» **What is required**:
Each entry below should be reproduced character for character.

» **Extracted entries**:
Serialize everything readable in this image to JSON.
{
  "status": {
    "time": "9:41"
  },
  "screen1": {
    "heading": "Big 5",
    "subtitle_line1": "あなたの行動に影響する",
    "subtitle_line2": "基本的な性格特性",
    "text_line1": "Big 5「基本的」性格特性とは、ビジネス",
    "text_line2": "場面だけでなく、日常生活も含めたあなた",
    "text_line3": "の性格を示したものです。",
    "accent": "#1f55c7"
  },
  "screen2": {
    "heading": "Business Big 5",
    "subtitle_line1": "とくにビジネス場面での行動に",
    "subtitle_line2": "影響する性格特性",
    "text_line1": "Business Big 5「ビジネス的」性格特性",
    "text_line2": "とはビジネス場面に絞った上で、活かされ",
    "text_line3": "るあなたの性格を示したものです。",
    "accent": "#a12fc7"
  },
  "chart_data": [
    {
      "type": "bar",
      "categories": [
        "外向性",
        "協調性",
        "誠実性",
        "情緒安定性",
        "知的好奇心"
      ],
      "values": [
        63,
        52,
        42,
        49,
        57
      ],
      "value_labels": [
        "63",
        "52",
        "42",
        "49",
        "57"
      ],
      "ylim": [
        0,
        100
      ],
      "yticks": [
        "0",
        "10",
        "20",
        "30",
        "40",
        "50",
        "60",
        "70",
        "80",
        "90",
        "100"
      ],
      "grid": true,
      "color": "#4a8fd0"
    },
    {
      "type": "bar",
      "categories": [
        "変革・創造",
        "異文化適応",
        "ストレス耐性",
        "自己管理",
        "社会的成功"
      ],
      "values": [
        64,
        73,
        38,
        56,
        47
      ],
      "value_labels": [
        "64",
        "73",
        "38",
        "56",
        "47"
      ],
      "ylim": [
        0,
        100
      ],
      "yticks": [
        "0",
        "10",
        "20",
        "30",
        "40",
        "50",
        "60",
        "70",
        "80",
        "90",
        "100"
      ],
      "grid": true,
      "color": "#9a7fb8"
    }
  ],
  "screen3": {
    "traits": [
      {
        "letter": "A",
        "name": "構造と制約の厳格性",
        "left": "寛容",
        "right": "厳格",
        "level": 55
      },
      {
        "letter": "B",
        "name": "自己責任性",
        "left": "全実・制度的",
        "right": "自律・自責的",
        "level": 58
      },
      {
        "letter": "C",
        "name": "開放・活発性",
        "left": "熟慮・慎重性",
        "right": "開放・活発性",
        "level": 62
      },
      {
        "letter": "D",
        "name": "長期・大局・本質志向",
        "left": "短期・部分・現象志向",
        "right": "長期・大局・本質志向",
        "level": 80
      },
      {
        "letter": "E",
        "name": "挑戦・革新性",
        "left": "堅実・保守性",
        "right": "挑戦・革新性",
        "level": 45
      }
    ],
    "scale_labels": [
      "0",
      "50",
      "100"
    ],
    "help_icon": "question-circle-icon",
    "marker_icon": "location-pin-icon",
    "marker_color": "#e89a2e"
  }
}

» **Full answer**:
Serialize everything readable in this image to JSON.
{
  "status": {
    "time": "9:41"
  },
  "screen1": {
    "heading": "Big 5",
    "subtitle_line1": "あなたの行動に影響する",
    "subtitle_line2": "基本的な性格特性",
    "text_line1": "Big 5「基本的」性格特性とは、ビジネス",
    "text_line2": "場面だけでなく、日常生活も含めたあなた",
    "text_line3": "の性格を示したものです。",
    "accent": "#1f55c7"
  },
  "screen2": {
    "heading": "Business Big 5",
    "subtitle_line1": "とくにビジネス場面での行動に",
    "subtitle_line2": "影響する性格特性",
    "text_line1": "Business Big 5「ビジネス的」性格特性",
    "text_line2": "とはビジネス場面に絞った上で、活かされ",
    "text_line3": "るあなたの性格を示したものです。",
    "accent": "#a12fc7"
  },
  "chart_data": [
    {
      "type": "bar",
      "categories": [
        "外向性",
        "協調性",
        "誠実性",
        "情緒安定性",
        "知的好奇心"
      ],
      "values": [
        63,
        52,
        42,
        49,
        57
      ],
      "value_labels": [
        "63",
        "52",
        "42",
        "49",
        "57"
      ],
      "ylim": [
        0,
        100
      ],
      "yticks": [
        "0",
        "10",
        "20",
        "30",
        "40",
        "50",
        "60",
        "70",
        "80",
        "90",
        "100"
      ],
      "grid": true,
      "color": "#4a8fd0"
    },
    {
      "type": "bar",
      "categories": [
        "変革・創造",
        "異文化適応",
        "ストレス耐性",
        "自己管理",
        "社会的成功"
      ],
      "values": [
        64,
        73,
        38,
        56,
        47
      ],
      "value_labels": [
        "64",
        "73",
        "38",
        "56",
        "47"
      ],
      "ylim": [
        0,
        100
      ],
      "yticks": [
        "0",
        "10",
        "20",
        "30",
        "40",
        "50",
        "60",
        "70",
        "80",
        "90",
        "100"
      ],
      "grid": true,
      "color": "#9a7fb8"
    }
  ],
  "screen3": {
    "traits": [
      {
        "letter": "A",
        "name": "構造と制約の厳格性",
        "left": "寛容",
        "right": "厳格",
        "level": 55
      },
      {
        "letter": "B",
        "name": "自己責任性",
        "left": "全実・制度的",
        "right": "自律・自責的",
        "level": 58
      },
      {
        "letter": "C",
        "name": "開放・活発性",
        "left": "熟慮・慎重性",
        "right": "開放・活発性",
        "level": 62
      },
      {
        "letter": "D",
        "name": "長期・大局・本質志向",
        "left": "短期・部分・現象志向",
        "right": "長期・大局・本質志向",
        "level": 80
      },
      {
        "letter": "E",
        "name": "挑戦・革新性",
        "left": "堅実・保守性",
        "right": "挑戦・革新性",
        "level": 45
      }
    ],
    "scale_labels": [
      "0",
      "50",
      "100"
    ],
    "help_icon": "question-circle-icon",
    "marker_icon": "location-pin-icon",
    "marker_color": "#e89a2e"
  }
}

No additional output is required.